"""

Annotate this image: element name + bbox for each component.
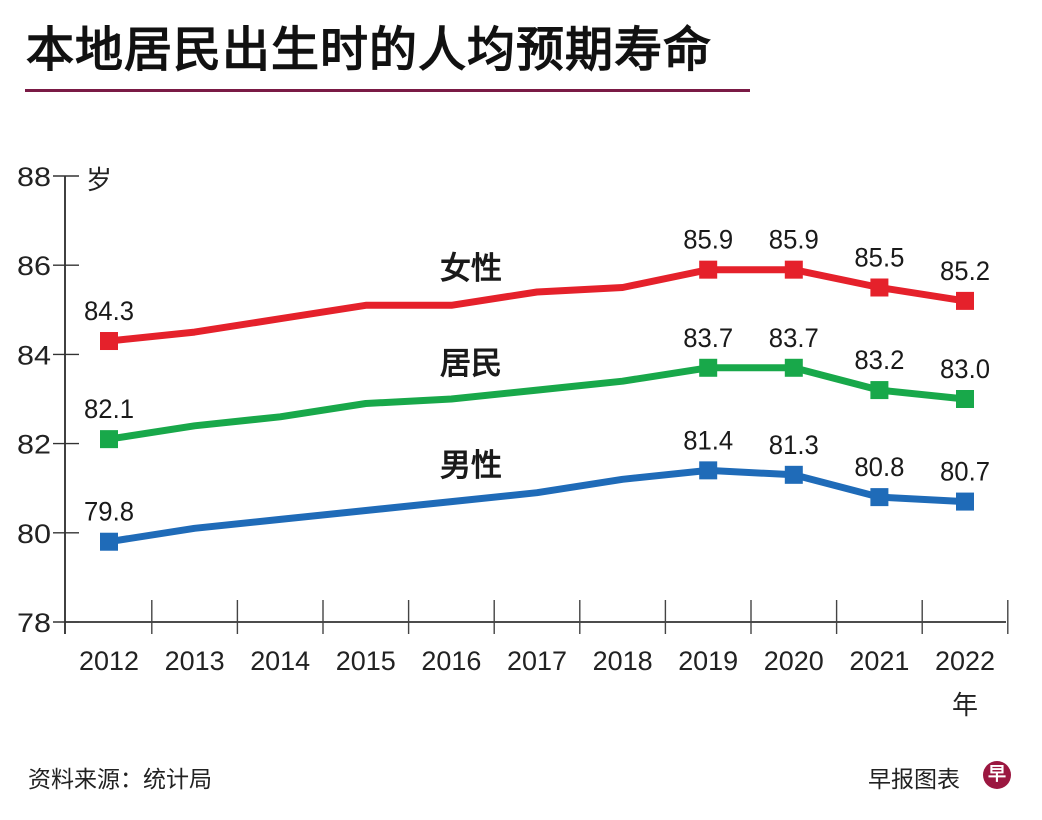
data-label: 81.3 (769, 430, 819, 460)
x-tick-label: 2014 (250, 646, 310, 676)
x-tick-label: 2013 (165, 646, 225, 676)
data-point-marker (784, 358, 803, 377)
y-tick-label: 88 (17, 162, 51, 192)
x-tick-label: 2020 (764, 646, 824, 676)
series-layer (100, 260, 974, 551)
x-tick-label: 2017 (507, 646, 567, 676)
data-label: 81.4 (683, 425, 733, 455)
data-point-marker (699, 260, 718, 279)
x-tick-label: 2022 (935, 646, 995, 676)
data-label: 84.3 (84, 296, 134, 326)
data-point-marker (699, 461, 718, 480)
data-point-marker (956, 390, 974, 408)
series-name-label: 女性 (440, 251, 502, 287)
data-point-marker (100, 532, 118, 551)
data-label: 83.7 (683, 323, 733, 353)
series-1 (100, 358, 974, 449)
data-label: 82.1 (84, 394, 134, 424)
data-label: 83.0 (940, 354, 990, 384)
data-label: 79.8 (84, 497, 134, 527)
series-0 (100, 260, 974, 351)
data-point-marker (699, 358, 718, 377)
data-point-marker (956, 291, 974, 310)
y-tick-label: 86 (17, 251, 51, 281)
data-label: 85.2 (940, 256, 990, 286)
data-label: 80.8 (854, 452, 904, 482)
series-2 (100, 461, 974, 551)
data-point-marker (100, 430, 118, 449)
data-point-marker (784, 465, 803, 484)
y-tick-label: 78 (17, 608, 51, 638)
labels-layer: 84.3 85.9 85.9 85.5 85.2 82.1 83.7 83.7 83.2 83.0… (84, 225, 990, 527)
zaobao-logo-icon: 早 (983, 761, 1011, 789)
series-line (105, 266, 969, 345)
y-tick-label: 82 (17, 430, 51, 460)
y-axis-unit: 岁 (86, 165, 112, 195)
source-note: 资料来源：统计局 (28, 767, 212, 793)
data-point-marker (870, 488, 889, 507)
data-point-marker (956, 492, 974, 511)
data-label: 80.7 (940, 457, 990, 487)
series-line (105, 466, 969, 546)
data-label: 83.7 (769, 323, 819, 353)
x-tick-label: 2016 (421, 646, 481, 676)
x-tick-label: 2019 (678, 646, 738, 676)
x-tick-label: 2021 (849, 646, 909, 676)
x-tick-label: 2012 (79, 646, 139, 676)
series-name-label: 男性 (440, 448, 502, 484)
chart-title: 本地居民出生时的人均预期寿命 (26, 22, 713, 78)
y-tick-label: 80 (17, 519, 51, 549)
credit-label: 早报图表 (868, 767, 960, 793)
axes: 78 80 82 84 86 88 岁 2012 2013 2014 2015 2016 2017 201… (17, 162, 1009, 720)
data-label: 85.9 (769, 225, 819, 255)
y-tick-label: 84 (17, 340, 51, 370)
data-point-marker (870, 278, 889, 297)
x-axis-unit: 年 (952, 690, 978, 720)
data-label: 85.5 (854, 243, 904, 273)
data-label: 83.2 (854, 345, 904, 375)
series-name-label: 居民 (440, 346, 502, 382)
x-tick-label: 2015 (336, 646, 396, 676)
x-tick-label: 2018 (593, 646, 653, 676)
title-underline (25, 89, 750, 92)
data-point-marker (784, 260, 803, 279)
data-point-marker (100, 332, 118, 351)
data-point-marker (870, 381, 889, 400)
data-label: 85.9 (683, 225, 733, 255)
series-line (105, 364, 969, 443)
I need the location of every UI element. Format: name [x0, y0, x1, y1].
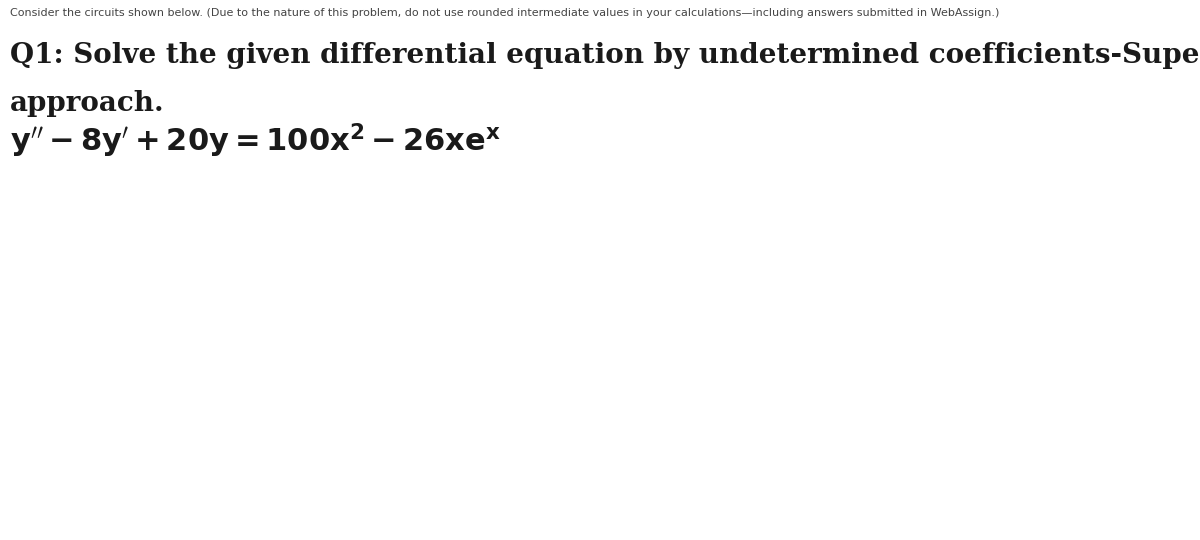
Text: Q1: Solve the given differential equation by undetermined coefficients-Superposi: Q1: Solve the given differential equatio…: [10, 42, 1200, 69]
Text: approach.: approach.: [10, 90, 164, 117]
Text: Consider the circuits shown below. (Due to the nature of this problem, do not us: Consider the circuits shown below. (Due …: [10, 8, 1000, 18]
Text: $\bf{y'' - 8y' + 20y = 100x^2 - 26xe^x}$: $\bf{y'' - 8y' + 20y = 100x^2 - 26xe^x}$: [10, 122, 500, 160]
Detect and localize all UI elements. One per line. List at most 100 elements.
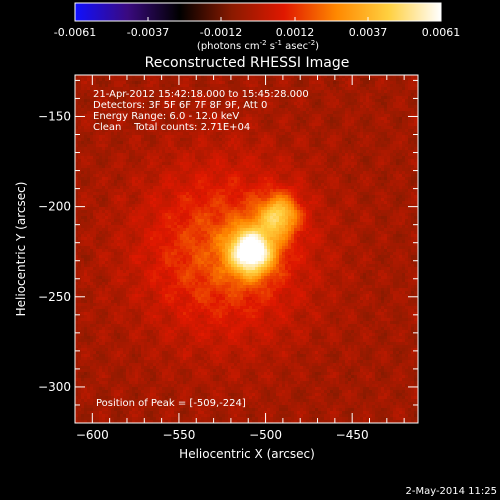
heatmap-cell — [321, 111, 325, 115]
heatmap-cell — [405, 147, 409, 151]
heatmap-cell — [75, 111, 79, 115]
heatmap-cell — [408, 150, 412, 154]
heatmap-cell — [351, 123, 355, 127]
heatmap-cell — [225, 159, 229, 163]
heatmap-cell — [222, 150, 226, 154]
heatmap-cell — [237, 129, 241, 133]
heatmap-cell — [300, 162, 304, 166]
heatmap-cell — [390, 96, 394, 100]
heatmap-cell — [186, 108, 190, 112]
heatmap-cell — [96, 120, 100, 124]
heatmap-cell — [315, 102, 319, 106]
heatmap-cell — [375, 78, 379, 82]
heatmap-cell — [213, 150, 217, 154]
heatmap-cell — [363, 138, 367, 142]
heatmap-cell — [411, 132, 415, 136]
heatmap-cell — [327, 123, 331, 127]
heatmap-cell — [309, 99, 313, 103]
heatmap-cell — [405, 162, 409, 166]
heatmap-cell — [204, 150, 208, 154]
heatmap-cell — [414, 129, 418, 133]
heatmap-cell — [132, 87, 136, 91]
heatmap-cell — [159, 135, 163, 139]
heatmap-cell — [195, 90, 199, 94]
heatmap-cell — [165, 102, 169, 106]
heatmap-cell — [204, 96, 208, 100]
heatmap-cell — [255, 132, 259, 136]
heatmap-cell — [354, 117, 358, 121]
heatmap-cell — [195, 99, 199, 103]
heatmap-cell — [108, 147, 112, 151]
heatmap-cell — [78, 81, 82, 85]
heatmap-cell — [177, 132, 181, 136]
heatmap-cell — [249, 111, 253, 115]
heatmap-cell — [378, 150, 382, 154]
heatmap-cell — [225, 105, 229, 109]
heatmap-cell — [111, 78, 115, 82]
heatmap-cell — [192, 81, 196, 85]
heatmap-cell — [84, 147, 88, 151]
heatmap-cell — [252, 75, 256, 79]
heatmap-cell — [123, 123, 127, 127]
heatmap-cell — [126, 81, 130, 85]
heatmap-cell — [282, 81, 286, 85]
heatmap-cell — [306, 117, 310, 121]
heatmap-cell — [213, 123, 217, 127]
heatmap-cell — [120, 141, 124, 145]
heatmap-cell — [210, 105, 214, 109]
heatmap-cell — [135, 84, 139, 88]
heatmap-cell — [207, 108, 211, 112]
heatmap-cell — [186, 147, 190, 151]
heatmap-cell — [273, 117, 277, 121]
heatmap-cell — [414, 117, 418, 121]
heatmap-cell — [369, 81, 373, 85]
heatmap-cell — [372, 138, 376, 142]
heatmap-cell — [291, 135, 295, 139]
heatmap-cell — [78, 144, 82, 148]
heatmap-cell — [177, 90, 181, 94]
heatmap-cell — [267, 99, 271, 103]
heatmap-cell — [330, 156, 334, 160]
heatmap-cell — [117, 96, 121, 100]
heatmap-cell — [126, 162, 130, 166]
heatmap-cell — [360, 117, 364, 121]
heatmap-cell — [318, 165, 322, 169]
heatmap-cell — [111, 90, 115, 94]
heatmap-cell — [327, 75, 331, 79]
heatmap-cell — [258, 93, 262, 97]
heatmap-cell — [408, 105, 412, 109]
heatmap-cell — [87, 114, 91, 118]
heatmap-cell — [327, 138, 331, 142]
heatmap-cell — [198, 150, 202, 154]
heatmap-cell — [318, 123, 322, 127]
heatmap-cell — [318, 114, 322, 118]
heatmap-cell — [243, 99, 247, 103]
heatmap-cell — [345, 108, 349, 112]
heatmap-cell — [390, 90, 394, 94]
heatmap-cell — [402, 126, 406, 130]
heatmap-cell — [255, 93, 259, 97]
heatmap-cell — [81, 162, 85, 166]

"""

■ What you need to do: Convert every line of the rows above into a JSON list of strings, one string per line, skipping any blank lines. Leave the pictures out of the list.

■ Answer to the task:
[
  "Annotate this image: element name + bbox for each component.",
  "data-label: 81.3 (769, 430, 819, 460)",
  "x-tick-label: 2014 (250, 646, 310, 676)",
  "x-tick-label: 2013 (165, 646, 225, 676)",
  "data-point-marker (784, 358, 803, 377)",
  "y-tick-label: 88 (17, 162, 51, 192)",
  "x-tick-label: 2020 (764, 646, 824, 676)",
  "series-layer (100, 260, 974, 551)",
  "x-tick-label: 2017 (507, 646, 567, 676)",
  "data-label: 81.4 (683, 425, 733, 455)",
  "data-point-marker (699, 260, 718, 279)",
  "x-tick-label: 2022 (935, 646, 995, 676)",
  "data-label: 84.3 (84, 296, 134, 326)",
  "data-point-marker (699, 461, 718, 480)",
  "data-point-marker (956, 390, 974, 408)",
  "series-name-label: 女性 (440, 251, 502, 287)",
  "data-point-marker (100, 532, 118, 551)",
  "data-label: 83.7 (683, 323, 733, 353)",
  "series-1 (100, 358, 974, 449)",
  "data-label: 82.1 (84, 394, 134, 424)",
  "data-label: 83.0 (940, 354, 990, 384)",
  "data-label: 79.8 (84, 497, 134, 527)",
  "series-0 (100, 260, 974, 351)",
  "data-point-marker (699, 358, 718, 377)",
  "data-point-marker (956, 291, 974, 310)",
  "y-tick-label: 86 (17, 251, 51, 281)",
  "data-label: 85.2 (940, 256, 990, 286)",
  "data-label: 80.8 (854, 452, 904, 482)",
  "series-2 (100, 461, 974, 551)",
  "data-point-marker (100, 430, 118, 449)",
  "data-point-marker (784, 465, 803, 484)",
  "y-tick-label: 78 (17, 608, 51, 638)",
  "labels-layer: 84.3 85.9 85.9 85.5 85.2 82.1 83.7 83.7 83.2 83.0… (84, 225, 990, 527)",
  "zaobao-logo-icon: 早 (983, 761, 1011, 789)",
  "series-line (105, 266, 969, 345)",
  "y-tick-label: 82 (17, 430, 51, 460)",
  "y-axis-unit: 岁 (86, 165, 112, 195)",
  "source-note: 资料来源：统计局 (28, 767, 212, 793)",
  "data-point-marker (870, 488, 889, 507)",
  "data-point-marker (956, 492, 974, 511)",
  "data-label: 80.7 (940, 457, 990, 487)",
  "series-line (105, 466, 969, 546)",
  "data-label: 83.7 (769, 323, 819, 353)",
  "x-tick-label: 2016 (421, 646, 481, 676)",
  "x-tick-label: 2019 (678, 646, 738, 676)",
  "x-tick-label: 2021 (849, 646, 909, 676)",
  "x-tick-label: 2012 (79, 646, 139, 676)",
  "series-name-label: 男性 (440, 448, 502, 484)",
  "chart-title: 本地居民出生时的人均预期寿命 (26, 22, 713, 78)",
  "y-tick-label: 80 (17, 519, 51, 549)",
  "credit-label: 早报图表 (868, 767, 960, 793)",
  "axes: 78 80 82 84 86 88 岁 2012 2013 2014 2015 2016 2017 201… (17, 162, 1009, 720)",
  "data-label: 85.9 (769, 225, 819, 255)",
  "y-tick-label: 84 (17, 340, 51, 370)",
  "data-point-marker (870, 278, 889, 297)",
  "x-axis-unit: 年 (952, 690, 978, 720)",
  "data-label: 85.5 (854, 243, 904, 273)",
  "data-label: 83.2 (854, 345, 904, 375)",
  "series-name-label: 居民 (440, 346, 502, 382)",
  "x-tick-label: 2015 (336, 646, 396, 676)",
  "x-tick-label: 2018 (593, 646, 653, 676)",
  "title-underline (25, 89, 750, 92)",
  "data-point-marker (784, 260, 803, 279)",
  "data-point-marker (100, 332, 118, 351)",
  "data-point-marker (870, 381, 889, 400)",
  "data-label: 85.9 (683, 225, 733, 255)",
  "series-line (105, 364, 969, 443)",
  "I need the location of every UI element. Format: name [x0, y0, x1, y1].",
  "Text: Q1: Solve the given differential equation by undetermined coefficients-Superposi: Q1: Solve the given differential equatio…: [10, 42, 1200, 69]",
  "Text: approach.: approach.: [10, 90, 164, 117]",
  "Text: Consider the circuits shown below. (Due to the nature of this problem, do not us: Consider the circuits shown below. (Due …: [10, 8, 1000, 18]",
  "Text: $\\bf{y'' - 8y' + 20y = 100x^2 - 26xe^x}$: $\\bf{y'' - 8y' + 20y = 100x^2 - 26xe^x}$: [10, 122, 500, 160]",
  "Detect and localize all UI elements. One per line. List at most 100 elements.",
  "heatmap-cell — [321, 111, 325, 115]",
  "heatmap-cell — [405, 147, 409, 151]",
  "heatmap-cell — [75, 111, 79, 115]",
  "heatmap-cell — [408, 150, 412, 154]",
  "heatmap-cell — [351, 123, 355, 127]",
  "heatmap-cell — [225, 159, 229, 163]",
  "heatmap-cell — [222, 150, 226, 154]",
  "heatmap-cell — [237, 129, 241, 133]",
  "heatmap-cell — [300, 162, 304, 166]",
  "heatmap-cell — [390, 96, 394, 100]",
  "heatmap-cell — [186, 108, 190, 112]",
  "heatmap-cell — [96, 120, 100, 124]",
  "heatmap-cell — [315, 102, 319, 106]",
  "heatmap-cell — [375, 78, 379, 82]",
  "heatmap-cell — [213, 150, 217, 154]",
  "heatmap-cell — [363, 138, 367, 142]",
  "heatmap-cell — [411, 132, 415, 136]",
  "heatmap-cell — [327, 123, 331, 127]",
  "heatmap-cell — [309, 99, 313, 103]",
  "heatmap-cell — [405, 162, 409, 166]",
  "heatmap-cell — [204, 150, 208, 154]",
  "heatmap-cell — [414, 129, 418, 133]",
  "heatmap-cell — [132, 87, 136, 91]",
  "heatmap-cell — [159, 135, 163, 139]",
  "heatmap-cell — [195, 90, 199, 94]",
  "heatmap-cell — [165, 102, 169, 106]",
  "heatmap-cell — [204, 96, 208, 100]",
  "heatmap-cell — [255, 132, 259, 136]",
  "heatmap-cell — [354, 117, 358, 121]",
  "heatmap-cell — [195, 99, 199, 103]",
  "heatmap-cell — [108, 147, 112, 151]",
  "heatmap-cell — [78, 81, 82, 85]",
  "heatmap-cell — [177, 132, 181, 136]",
  "heatmap-cell — [249, 111, 253, 115]",
  "heatmap-cell — [378, 150, 382, 154]",
  "heatmap-cell — [225, 105, 229, 109]",
  "heatmap-cell — [111, 78, 115, 82]",
  "heatmap-cell — [192, 81, 196, 85]",
  "heatmap-cell — [84, 147, 88, 151]",
  "heatmap-cell — [252, 75, 256, 79]",
  "heatmap-cell — [123, 123, 127, 127]",
  "heatmap-cell — [126, 81, 130, 85]",
  "heatmap-cell — [282, 81, 286, 85]",
  "heatmap-cell — [306, 117, 310, 121]",
  "heatmap-cell — [213, 123, 217, 127]",
  "heatmap-cell — [120, 141, 124, 145]",
  "heatmap-cell — [210, 105, 214, 109]",
  "heatmap-cell — [135, 84, 139, 88]",
  "heatmap-cell — [207, 108, 211, 112]",
  "heatmap-cell — [186, 147, 190, 151]",
  "heatmap-cell — [273, 117, 277, 121]",
  "heatmap-cell — [414, 117, 418, 121]",
  "heatmap-cell — [369, 81, 373, 85]",
  "heatmap-cell — [372, 138, 376, 142]",
  "heatmap-cell — [291, 135, 295, 139]",
  "heatmap-cell — [78, 144, 82, 148]",
  "heatmap-cell — [177, 90, 181, 94]",
  "heatmap-cell — [267, 99, 271, 103]",
  "heatmap-cell — [330, 156, 334, 160]",
  "heatmap-cell — [117, 96, 121, 100]",
  "heatmap-cell — [126, 162, 130, 166]",
  "heatmap-cell — [360, 117, 364, 121]",
  "heatmap-cell — [318, 165, 322, 169]",
  "heatmap-cell — [111, 90, 115, 94]",
  "heatmap-cell — [327, 75, 331, 79]",
  "heatmap-cell — [258, 93, 262, 97]",
  "heatmap-cell — [408, 105, 412, 109]",
  "heatmap-cell — [87, 114, 91, 118]",
  "heatmap-cell — [327, 138, 331, 142]",
  "heatmap-cell — [198, 150, 202, 154]",
  "heatmap-cell — [318, 123, 322, 127]",
  "heatmap-cell — [318, 114, 322, 118]",
  "heatmap-cell — [243, 99, 247, 103]",
  "heatmap-cell — [345, 108, 349, 112]",
  "heatmap-cell — [390, 90, 394, 94]",
  "heatmap-cell — [402, 126, 406, 130]",
  "heatmap-cell — [255, 93, 259, 97]",
  "heatmap-cell — [81, 162, 85, 166]"
]